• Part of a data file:
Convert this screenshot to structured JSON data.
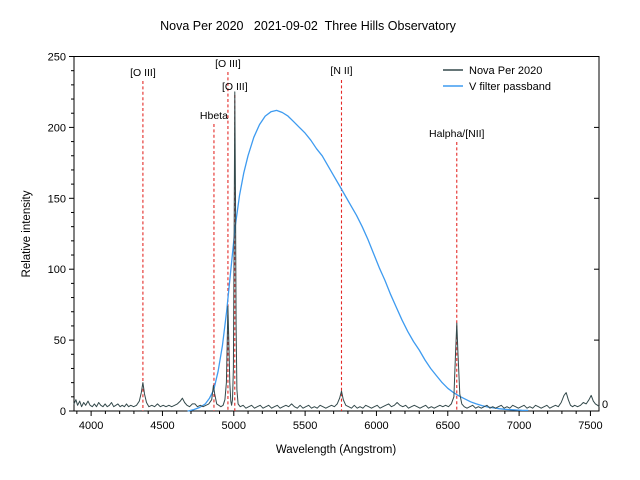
{
  "title": "Nova Per 2020   2021-09-02  Three Hills Observatory",
  "chart_data": {
    "type": "line",
    "title": "Nova Per 2020   2021-09-02  Three Hills Observatory",
    "xlabel": "Wavelength (Angstrom)",
    "ylabel": "Relative intensity",
    "xlim": [
      3880,
      7560
    ],
    "ylim": [
      0,
      250
    ],
    "x_ticks_major": [
      4000,
      4500,
      5000,
      5500,
      6000,
      6500,
      7000,
      7500
    ],
    "x_minor_step": 100,
    "y_ticks_major": [
      0,
      50,
      100,
      150,
      200,
      250
    ],
    "y_minor_step": 10,
    "right_axis_label": "0",
    "grid": false,
    "legend_position": "top-right",
    "axis_color": "#000000",
    "annotation_color": "#E42A28",
    "legend": [
      {
        "name": "Nova Per 2020",
        "color": "#33494B"
      },
      {
        "name": "V filter passband",
        "color": "#3E9BF0"
      }
    ],
    "annotations": [
      {
        "label": "[O III]",
        "wavelength": 4363,
        "label_y": 76,
        "line_top": 81
      },
      {
        "label": "Hbeta",
        "wavelength": 4861,
        "label_y": 119,
        "line_top": 124
      },
      {
        "label": "[O III]",
        "wavelength": 4959,
        "label_y": 67,
        "line_top": 72
      },
      {
        "label": "[O III]",
        "wavelength": 5007,
        "label_y": 90,
        "line_top": 95
      },
      {
        "label": "[N II]",
        "wavelength": 5755,
        "label_y": 74,
        "line_top": 80
      },
      {
        "label": "Halpha/[NII]",
        "wavelength": 6563,
        "label_y": 137,
        "line_top": 142
      }
    ],
    "series": [
      {
        "name": "Nova Per 2020",
        "color": "#33494B",
        "width": 1,
        "points": [
          [
            3880,
            5
          ],
          [
            3893,
            8
          ],
          [
            3905,
            4
          ],
          [
            3920,
            7
          ],
          [
            3933,
            3
          ],
          [
            3948,
            6
          ],
          [
            3962,
            4
          ],
          [
            3978,
            7
          ],
          [
            3993,
            4
          ],
          [
            4008,
            3
          ],
          [
            4023,
            5
          ],
          [
            4038,
            3
          ],
          [
            4053,
            6
          ],
          [
            4068,
            4
          ],
          [
            4083,
            3
          ],
          [
            4098,
            5
          ],
          [
            4113,
            3
          ],
          [
            4128,
            4
          ],
          [
            4143,
            6
          ],
          [
            4158,
            3
          ],
          [
            4173,
            4
          ],
          [
            4188,
            5
          ],
          [
            4203,
            3
          ],
          [
            4218,
            4
          ],
          [
            4233,
            3
          ],
          [
            4248,
            5
          ],
          [
            4263,
            3
          ],
          [
            4278,
            4
          ],
          [
            4298,
            3
          ],
          [
            4318,
            4
          ],
          [
            4338,
            7
          ],
          [
            4352,
            13
          ],
          [
            4363,
            20
          ],
          [
            4374,
            12
          ],
          [
            4388,
            6
          ],
          [
            4405,
            3
          ],
          [
            4425,
            4
          ],
          [
            4445,
            3
          ],
          [
            4465,
            5
          ],
          [
            4485,
            3
          ],
          [
            4505,
            4
          ],
          [
            4525,
            3
          ],
          [
            4545,
            4
          ],
          [
            4565,
            3
          ],
          [
            4585,
            4
          ],
          [
            4605,
            5
          ],
          [
            4625,
            7
          ],
          [
            4640,
            9
          ],
          [
            4655,
            6
          ],
          [
            4672,
            4
          ],
          [
            4690,
            3
          ],
          [
            4710,
            5
          ],
          [
            4728,
            5
          ],
          [
            4745,
            3
          ],
          [
            4765,
            4
          ],
          [
            4785,
            3
          ],
          [
            4805,
            4
          ],
          [
            4825,
            5
          ],
          [
            4845,
            8
          ],
          [
            4857,
            18
          ],
          [
            4866,
            12
          ],
          [
            4880,
            5
          ],
          [
            4895,
            4
          ],
          [
            4910,
            3
          ],
          [
            4925,
            4
          ],
          [
            4938,
            8
          ],
          [
            4948,
            20
          ],
          [
            4954,
            48
          ],
          [
            4959,
            74
          ],
          [
            4965,
            50
          ],
          [
            4972,
            20
          ],
          [
            4979,
            7
          ],
          [
            4985,
            4
          ],
          [
            4991,
            8
          ],
          [
            4997,
            30
          ],
          [
            5002,
            120
          ],
          [
            5007,
            225
          ],
          [
            5012,
            150
          ],
          [
            5016,
            60
          ],
          [
            5022,
            15
          ],
          [
            5030,
            5
          ],
          [
            5045,
            3
          ],
          [
            5065,
            4
          ],
          [
            5085,
            2
          ],
          [
            5105,
            3
          ],
          [
            5125,
            4
          ],
          [
            5145,
            2
          ],
          [
            5165,
            3
          ],
          [
            5185,
            4
          ],
          [
            5205,
            2
          ],
          [
            5225,
            3
          ],
          [
            5245,
            4
          ],
          [
            5265,
            2
          ],
          [
            5285,
            3
          ],
          [
            5305,
            4
          ],
          [
            5325,
            2
          ],
          [
            5345,
            3
          ],
          [
            5365,
            4
          ],
          [
            5385,
            3
          ],
          [
            5405,
            5
          ],
          [
            5425,
            3
          ],
          [
            5445,
            2
          ],
          [
            5465,
            4
          ],
          [
            5485,
            2
          ],
          [
            5505,
            3
          ],
          [
            5525,
            4
          ],
          [
            5545,
            2
          ],
          [
            5565,
            3
          ],
          [
            5585,
            2
          ],
          [
            5605,
            4
          ],
          [
            5625,
            3
          ],
          [
            5645,
            2
          ],
          [
            5665,
            3
          ],
          [
            5685,
            4
          ],
          [
            5705,
            3
          ],
          [
            5725,
            5
          ],
          [
            5742,
            9
          ],
          [
            5755,
            14
          ],
          [
            5768,
            8
          ],
          [
            5785,
            4
          ],
          [
            5805,
            3
          ],
          [
            5825,
            2
          ],
          [
            5845,
            4
          ],
          [
            5865,
            2
          ],
          [
            5885,
            3
          ],
          [
            5905,
            2
          ],
          [
            5925,
            4
          ],
          [
            5945,
            3
          ],
          [
            5965,
            2
          ],
          [
            5985,
            3
          ],
          [
            6005,
            4
          ],
          [
            6025,
            2
          ],
          [
            6045,
            3
          ],
          [
            6065,
            4
          ],
          [
            6085,
            5
          ],
          [
            6105,
            3
          ],
          [
            6125,
            4
          ],
          [
            6145,
            6
          ],
          [
            6165,
            4
          ],
          [
            6185,
            3
          ],
          [
            6205,
            4
          ],
          [
            6225,
            2
          ],
          [
            6245,
            3
          ],
          [
            6265,
            4
          ],
          [
            6285,
            3
          ],
          [
            6305,
            2
          ],
          [
            6325,
            3
          ],
          [
            6345,
            4
          ],
          [
            6365,
            2
          ],
          [
            6385,
            3
          ],
          [
            6405,
            2
          ],
          [
            6425,
            3
          ],
          [
            6445,
            4
          ],
          [
            6465,
            3
          ],
          [
            6485,
            4
          ],
          [
            6505,
            3
          ],
          [
            6525,
            5
          ],
          [
            6543,
            10
          ],
          [
            6554,
            40
          ],
          [
            6563,
            62
          ],
          [
            6572,
            40
          ],
          [
            6584,
            12
          ],
          [
            6598,
            5
          ],
          [
            6615,
            3
          ],
          [
            6635,
            2
          ],
          [
            6655,
            3
          ],
          [
            6675,
            4
          ],
          [
            6695,
            2
          ],
          [
            6715,
            3
          ],
          [
            6735,
            2
          ],
          [
            6755,
            3
          ],
          [
            6775,
            4
          ],
          [
            6795,
            2
          ],
          [
            6815,
            3
          ],
          [
            6835,
            2
          ],
          [
            6855,
            3
          ],
          [
            6875,
            4
          ],
          [
            6895,
            2
          ],
          [
            6915,
            3
          ],
          [
            6935,
            2
          ],
          [
            6955,
            4
          ],
          [
            6975,
            3
          ],
          [
            6995,
            2
          ],
          [
            7015,
            3
          ],
          [
            7035,
            4
          ],
          [
            7055,
            2
          ],
          [
            7075,
            3
          ],
          [
            7095,
            2
          ],
          [
            7115,
            4
          ],
          [
            7135,
            3
          ],
          [
            7155,
            2
          ],
          [
            7175,
            3
          ],
          [
            7195,
            4
          ],
          [
            7215,
            2
          ],
          [
            7235,
            3
          ],
          [
            7255,
            4
          ],
          [
            7275,
            3
          ],
          [
            7295,
            6
          ],
          [
            7315,
            11
          ],
          [
            7330,
            13
          ],
          [
            7345,
            8
          ],
          [
            7360,
            4
          ],
          [
            7375,
            3
          ],
          [
            7390,
            4
          ],
          [
            7410,
            3
          ],
          [
            7430,
            4
          ],
          [
            7450,
            6
          ],
          [
            7470,
            5
          ],
          [
            7490,
            8
          ],
          [
            7505,
            11
          ],
          [
            7520,
            7
          ],
          [
            7535,
            5
          ],
          [
            7550,
            4
          ],
          [
            7560,
            3
          ]
        ]
      },
      {
        "name": "V filter passband",
        "color": "#3E9BF0",
        "width": 1.3,
        "points": [
          [
            4680,
            0
          ],
          [
            4720,
            1
          ],
          [
            4760,
            2.5
          ],
          [
            4800,
            5
          ],
          [
            4830,
            9
          ],
          [
            4860,
            15
          ],
          [
            4890,
            28
          ],
          [
            4920,
            46
          ],
          [
            4950,
            70
          ],
          [
            4980,
            100
          ],
          [
            5010,
            130
          ],
          [
            5040,
            152
          ],
          [
            5070,
            168
          ],
          [
            5100,
            180
          ],
          [
            5140,
            193
          ],
          [
            5180,
            202
          ],
          [
            5220,
            208
          ],
          [
            5260,
            211
          ],
          [
            5300,
            212
          ],
          [
            5340,
            210.5
          ],
          [
            5380,
            208
          ],
          [
            5420,
            204
          ],
          [
            5460,
            200
          ],
          [
            5500,
            196
          ],
          [
            5540,
            191
          ],
          [
            5580,
            185
          ],
          [
            5620,
            180
          ],
          [
            5660,
            173
          ],
          [
            5700,
            166
          ],
          [
            5740,
            159
          ],
          [
            5780,
            152
          ],
          [
            5820,
            145
          ],
          [
            5860,
            138
          ],
          [
            5900,
            130
          ],
          [
            5940,
            121
          ],
          [
            5980,
            111
          ],
          [
            6020,
            101
          ],
          [
            6060,
            92
          ],
          [
            6100,
            82
          ],
          [
            6140,
            73
          ],
          [
            6180,
            64
          ],
          [
            6220,
            56
          ],
          [
            6260,
            49
          ],
          [
            6300,
            43
          ],
          [
            6340,
            36
          ],
          [
            6380,
            30
          ],
          [
            6420,
            25
          ],
          [
            6460,
            20
          ],
          [
            6500,
            16
          ],
          [
            6540,
            13
          ],
          [
            6580,
            10.5
          ],
          [
            6620,
            8.5
          ],
          [
            6660,
            6.5
          ],
          [
            6700,
            5
          ],
          [
            6740,
            3.8
          ],
          [
            6780,
            2.8
          ],
          [
            6820,
            2.2
          ],
          [
            6860,
            1.6
          ],
          [
            6900,
            1.2
          ],
          [
            6940,
            0.9
          ],
          [
            6980,
            0.7
          ],
          [
            7020,
            0.5
          ],
          [
            7060,
            0.4
          ]
        ]
      }
    ]
  }
}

• To be done: Copy out each line in the listing that has the word "title".

• Result of this exercise:
  "title": "Nova Per 2020   2021-09-02  Three Hills Observatory",
    "title": "Nova Per 2020   2021-09-02  Three Hills Observatory",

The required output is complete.